Nunca concordei numa vírgula que fosse com opiniões que nos tentam convencer que o futebol é assunto para pessoas com falta de cultura, de pensamento estruturado, no fundo com falta de actividade intelectual tida como séria e exigente. Por isso, parece-me que a imagem que todos temos no nosso imaginário do labrego a ingerir litros de cerveja e a arrotar impropérios sobre o jogador A, o treinador B e o árbitro X, sobre o fora-de-jogo e o pontapé de grande penalidade, apenas vale como caricatura. E como caricatura cumpre a sua função, é engraçada e proporciona boas gargalhadas. Mas como às vezes se diz, toda e qualquer semelhança com a realidade é pura coincidência. Pronto, talvez não seja pura coincidência, mas seguramente não cobre toda a realidade.

Contudo, o espectáculo degradante e deprimente a que temos assistido nas últimas temporadas levou a uma espécie de conversão forçada da caricatura em algo com contornos cada vez menos distinguíveis da realidade, tornando cada vez mais difícil não ver como sensatas e razoáveis certas críticas que são feitas ao mundo da bola. Veja-se o caso dos famigerados (mas expressivos nas audiências) programas de debate (?) sobre futebol, verdadeiros atentados à decência e ao respeito, onde prevalece o insulto mais reles, o berro mais audível, a mediocridade mais ostensiva. É claro que se não houvesse uma predisposição doentia da comunicação social para estas insuportáveis “peixeiradas” tudo poderia ser mitigado. Mas isso não interessa porque não alimenta o apetite insaciável pela polémica mesquinha, pelo pequeno bate-boca.

──────

Enumere tudo o que, segundo o texto sobre futebol, prevalece nos programas de debate. As entradas constituem material independente do texto.

▶ [Material extraído]

──────

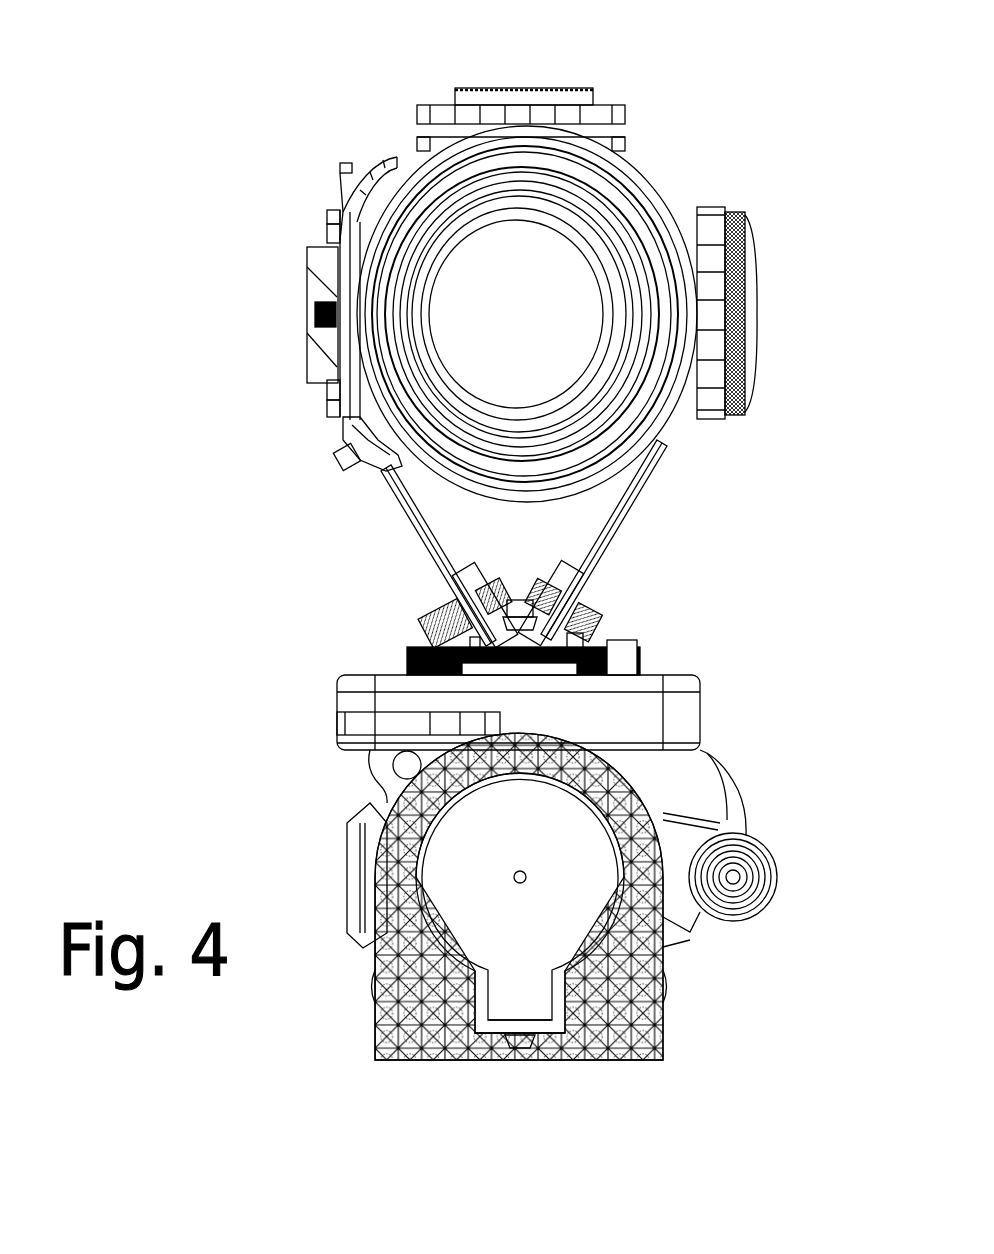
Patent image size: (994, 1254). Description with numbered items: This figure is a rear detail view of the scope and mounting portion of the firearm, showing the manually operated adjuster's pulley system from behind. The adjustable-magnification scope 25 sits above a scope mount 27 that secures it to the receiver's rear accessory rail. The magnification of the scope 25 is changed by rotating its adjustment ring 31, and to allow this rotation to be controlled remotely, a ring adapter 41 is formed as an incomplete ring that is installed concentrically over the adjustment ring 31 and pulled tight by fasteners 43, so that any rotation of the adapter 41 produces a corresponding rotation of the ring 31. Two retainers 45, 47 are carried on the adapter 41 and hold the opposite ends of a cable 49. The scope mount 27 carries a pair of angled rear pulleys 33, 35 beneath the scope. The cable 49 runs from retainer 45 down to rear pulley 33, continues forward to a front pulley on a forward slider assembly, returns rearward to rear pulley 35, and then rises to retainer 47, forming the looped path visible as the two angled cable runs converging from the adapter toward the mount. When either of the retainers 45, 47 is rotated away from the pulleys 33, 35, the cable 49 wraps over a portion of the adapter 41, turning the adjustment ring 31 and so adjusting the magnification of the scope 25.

The adjustable-magnification scope 25 is at (618, 94).
The ring adapter 41 is at (655, 178).
The retainer 47 is at (350, 163).
The fasteners 43 is at (316, 310).
The retainer 45 is at (345, 457).
The adjustment ring 31 is at (637, 408).
The cable 49 is at (413, 512).
The rear pulley 33 is at (452, 598).
The rear pulley 35 is at (597, 593).
The scope mount 27 is at (640, 640).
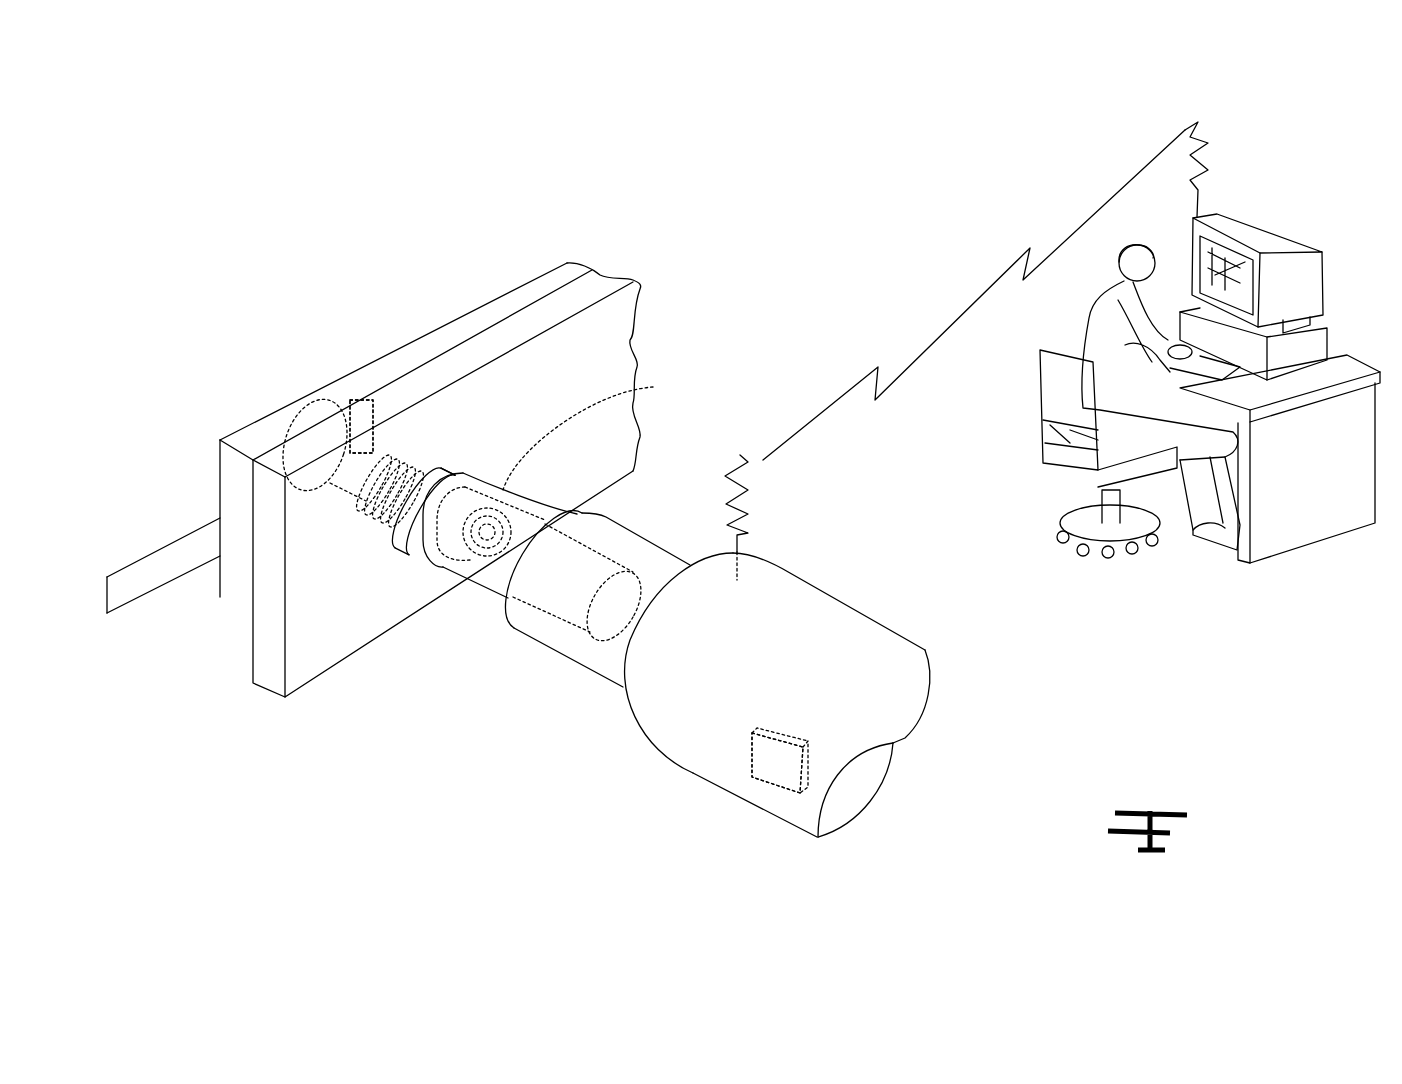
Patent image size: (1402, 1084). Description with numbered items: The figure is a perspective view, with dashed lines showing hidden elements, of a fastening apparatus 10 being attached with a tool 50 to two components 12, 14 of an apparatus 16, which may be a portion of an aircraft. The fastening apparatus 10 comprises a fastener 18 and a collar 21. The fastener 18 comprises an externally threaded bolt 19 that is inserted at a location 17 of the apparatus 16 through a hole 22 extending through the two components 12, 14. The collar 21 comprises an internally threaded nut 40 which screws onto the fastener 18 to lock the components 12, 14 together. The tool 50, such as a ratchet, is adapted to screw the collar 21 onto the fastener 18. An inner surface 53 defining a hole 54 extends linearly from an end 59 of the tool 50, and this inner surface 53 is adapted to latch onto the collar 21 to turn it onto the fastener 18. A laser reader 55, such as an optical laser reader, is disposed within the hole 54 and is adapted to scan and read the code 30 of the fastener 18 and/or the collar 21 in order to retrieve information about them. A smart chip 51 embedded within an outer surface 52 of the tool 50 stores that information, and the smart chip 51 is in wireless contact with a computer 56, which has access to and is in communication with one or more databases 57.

The fastening apparatus 10 is at (250, 312).
The component 12 is at (227, 421).
The component 14 is at (612, 327).
The apparatus 16 is at (238, 582).
The location 17 is at (347, 407).
The fastener 18 is at (355, 400).
The externally threaded bolt 19 is at (361, 426).
The collar 21 is at (434, 575).
The hole 22 is at (383, 452).
The code 30 is at (487, 572).
The internally threaded nut 40 is at (423, 530).
The tool 50 is at (700, 743).
The smart chip 51 is at (770, 777).
The outer surface 52 is at (777, 763).
The inner surface 53 is at (503, 490).
The hole 54 is at (578, 438).
The laser reader 55 is at (563, 593).
The computer 56 is at (1298, 298).
The database 57 is at (1238, 237).
The end 59 is at (453, 473).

──────

▶ [Resposta]
- o insulto mais reles
- o berro mais audível
- a mediocridade mais ostensiva